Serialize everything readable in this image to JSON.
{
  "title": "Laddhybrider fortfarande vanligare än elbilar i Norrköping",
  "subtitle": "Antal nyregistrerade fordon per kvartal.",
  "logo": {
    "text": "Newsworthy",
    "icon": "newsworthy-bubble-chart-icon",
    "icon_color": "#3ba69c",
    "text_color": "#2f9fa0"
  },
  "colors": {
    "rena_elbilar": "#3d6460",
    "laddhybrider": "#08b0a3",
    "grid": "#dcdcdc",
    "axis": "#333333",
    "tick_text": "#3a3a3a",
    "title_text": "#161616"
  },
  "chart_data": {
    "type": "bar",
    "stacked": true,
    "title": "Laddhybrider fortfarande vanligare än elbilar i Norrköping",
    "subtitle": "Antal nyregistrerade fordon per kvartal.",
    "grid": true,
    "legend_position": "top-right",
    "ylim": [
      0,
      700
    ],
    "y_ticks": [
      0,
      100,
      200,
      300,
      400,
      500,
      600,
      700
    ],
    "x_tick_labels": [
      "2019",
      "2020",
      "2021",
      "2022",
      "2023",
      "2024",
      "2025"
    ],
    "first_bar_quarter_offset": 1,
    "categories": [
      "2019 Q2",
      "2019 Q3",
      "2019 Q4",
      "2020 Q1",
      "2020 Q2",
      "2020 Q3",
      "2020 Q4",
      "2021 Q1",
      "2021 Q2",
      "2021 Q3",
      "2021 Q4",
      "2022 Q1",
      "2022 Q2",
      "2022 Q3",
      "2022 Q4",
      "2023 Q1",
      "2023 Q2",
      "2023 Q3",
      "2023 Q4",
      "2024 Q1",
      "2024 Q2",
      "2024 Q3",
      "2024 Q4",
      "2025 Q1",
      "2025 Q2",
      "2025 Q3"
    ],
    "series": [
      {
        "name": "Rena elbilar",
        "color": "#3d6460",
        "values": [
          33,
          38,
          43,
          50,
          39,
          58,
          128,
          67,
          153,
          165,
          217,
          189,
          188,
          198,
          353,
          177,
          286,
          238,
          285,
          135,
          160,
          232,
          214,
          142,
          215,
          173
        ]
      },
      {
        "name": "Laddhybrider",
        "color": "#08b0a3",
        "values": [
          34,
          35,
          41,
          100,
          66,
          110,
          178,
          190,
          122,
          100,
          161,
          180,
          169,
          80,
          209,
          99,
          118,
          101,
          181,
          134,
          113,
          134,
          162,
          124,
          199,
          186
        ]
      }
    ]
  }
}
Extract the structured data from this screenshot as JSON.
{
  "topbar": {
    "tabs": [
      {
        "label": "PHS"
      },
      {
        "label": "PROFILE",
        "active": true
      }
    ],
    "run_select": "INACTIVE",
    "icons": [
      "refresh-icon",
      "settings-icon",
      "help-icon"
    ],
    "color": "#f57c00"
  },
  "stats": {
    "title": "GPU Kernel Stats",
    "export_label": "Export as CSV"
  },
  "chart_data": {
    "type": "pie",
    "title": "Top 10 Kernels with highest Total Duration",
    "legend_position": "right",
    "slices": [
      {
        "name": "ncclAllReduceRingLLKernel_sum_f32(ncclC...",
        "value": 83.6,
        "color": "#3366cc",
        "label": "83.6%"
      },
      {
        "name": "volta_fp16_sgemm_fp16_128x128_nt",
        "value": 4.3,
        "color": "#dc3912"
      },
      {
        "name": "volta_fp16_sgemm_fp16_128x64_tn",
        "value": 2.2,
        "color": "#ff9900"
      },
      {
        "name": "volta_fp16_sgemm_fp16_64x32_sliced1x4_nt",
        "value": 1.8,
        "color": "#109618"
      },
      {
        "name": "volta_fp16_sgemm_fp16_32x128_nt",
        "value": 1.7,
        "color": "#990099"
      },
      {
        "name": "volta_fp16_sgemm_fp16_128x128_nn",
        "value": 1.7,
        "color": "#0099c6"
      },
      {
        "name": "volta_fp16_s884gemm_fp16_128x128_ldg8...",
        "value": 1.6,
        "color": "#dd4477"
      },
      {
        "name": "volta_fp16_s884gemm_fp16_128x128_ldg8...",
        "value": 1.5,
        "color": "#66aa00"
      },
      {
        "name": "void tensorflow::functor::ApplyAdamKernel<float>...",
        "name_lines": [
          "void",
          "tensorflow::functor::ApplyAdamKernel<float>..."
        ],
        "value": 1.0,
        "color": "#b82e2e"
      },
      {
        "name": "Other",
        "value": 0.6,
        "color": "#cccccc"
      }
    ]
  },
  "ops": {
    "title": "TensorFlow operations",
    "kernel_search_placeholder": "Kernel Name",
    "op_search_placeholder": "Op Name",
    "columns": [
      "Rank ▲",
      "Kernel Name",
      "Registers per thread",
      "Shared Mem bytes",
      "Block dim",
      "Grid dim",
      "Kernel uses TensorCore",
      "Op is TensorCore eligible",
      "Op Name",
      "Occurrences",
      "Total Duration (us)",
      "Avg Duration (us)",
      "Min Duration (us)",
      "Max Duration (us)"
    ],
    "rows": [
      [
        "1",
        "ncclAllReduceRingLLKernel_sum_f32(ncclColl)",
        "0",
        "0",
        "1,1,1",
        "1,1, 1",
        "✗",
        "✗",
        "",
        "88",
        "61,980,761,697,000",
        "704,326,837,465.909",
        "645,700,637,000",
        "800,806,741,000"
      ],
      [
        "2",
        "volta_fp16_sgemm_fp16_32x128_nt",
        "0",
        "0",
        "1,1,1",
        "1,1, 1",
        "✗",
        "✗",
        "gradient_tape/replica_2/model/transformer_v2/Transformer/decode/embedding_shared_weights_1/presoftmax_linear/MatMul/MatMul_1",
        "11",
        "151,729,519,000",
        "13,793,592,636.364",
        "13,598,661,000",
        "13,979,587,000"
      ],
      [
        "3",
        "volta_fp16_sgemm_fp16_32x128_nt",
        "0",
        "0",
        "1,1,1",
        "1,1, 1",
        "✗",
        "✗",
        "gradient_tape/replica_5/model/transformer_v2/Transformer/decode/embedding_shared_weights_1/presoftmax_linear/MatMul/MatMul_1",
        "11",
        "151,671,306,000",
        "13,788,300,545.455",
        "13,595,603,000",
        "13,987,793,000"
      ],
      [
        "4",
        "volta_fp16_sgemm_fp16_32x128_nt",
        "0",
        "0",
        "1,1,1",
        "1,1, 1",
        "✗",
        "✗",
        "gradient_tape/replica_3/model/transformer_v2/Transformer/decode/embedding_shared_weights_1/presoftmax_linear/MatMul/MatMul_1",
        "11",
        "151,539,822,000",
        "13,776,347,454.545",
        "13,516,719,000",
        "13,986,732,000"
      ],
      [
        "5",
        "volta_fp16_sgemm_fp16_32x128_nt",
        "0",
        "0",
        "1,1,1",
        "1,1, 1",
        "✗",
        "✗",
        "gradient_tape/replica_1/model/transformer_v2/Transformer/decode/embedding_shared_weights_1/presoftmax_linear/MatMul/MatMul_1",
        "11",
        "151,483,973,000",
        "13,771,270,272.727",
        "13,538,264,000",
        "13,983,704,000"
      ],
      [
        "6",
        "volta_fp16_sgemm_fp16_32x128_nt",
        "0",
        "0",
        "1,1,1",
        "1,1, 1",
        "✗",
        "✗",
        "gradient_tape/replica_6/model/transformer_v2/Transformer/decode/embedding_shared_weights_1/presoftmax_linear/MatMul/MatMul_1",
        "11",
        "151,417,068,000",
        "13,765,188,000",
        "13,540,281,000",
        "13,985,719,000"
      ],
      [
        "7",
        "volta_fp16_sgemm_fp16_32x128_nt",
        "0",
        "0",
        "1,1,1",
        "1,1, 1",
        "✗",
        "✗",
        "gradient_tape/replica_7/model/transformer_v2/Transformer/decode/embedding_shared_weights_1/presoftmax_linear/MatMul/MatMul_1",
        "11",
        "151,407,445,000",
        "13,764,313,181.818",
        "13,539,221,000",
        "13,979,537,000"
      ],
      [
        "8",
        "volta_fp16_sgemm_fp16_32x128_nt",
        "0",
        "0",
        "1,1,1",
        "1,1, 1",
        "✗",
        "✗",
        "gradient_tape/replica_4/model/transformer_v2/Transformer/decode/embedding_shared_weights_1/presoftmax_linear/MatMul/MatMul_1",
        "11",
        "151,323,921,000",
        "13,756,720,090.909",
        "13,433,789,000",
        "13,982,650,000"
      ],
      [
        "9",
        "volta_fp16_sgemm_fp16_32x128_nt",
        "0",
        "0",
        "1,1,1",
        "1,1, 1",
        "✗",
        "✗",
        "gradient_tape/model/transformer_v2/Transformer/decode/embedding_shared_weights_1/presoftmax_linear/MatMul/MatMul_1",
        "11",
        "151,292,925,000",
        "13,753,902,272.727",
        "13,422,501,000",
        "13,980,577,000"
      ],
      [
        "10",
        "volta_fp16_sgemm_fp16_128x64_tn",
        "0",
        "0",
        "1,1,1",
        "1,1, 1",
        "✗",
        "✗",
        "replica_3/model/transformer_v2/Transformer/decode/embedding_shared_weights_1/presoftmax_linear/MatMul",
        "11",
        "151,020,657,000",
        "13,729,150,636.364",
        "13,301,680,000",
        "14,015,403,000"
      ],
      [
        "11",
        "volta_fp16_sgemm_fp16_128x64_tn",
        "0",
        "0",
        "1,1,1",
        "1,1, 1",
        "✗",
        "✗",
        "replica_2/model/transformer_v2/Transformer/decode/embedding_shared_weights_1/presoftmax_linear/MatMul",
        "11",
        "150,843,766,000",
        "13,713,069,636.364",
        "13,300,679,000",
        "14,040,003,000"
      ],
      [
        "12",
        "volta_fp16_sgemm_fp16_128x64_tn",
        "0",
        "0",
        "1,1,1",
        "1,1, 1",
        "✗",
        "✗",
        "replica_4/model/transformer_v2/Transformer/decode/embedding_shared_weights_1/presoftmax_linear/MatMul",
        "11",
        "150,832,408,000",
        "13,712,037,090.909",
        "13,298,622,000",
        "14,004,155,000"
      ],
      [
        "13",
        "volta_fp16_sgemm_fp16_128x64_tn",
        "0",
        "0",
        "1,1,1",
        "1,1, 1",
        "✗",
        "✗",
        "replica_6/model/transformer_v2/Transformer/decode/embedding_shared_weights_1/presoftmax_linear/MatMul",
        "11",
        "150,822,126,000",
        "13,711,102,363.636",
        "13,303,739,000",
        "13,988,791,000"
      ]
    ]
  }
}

|---|

▶ **WORK INSTRUCTIONS**: Within the entries above, report how many lines include "nyregistrerade", and keep the answer to the number.

▶ **EXPECTED ANSWER**: 2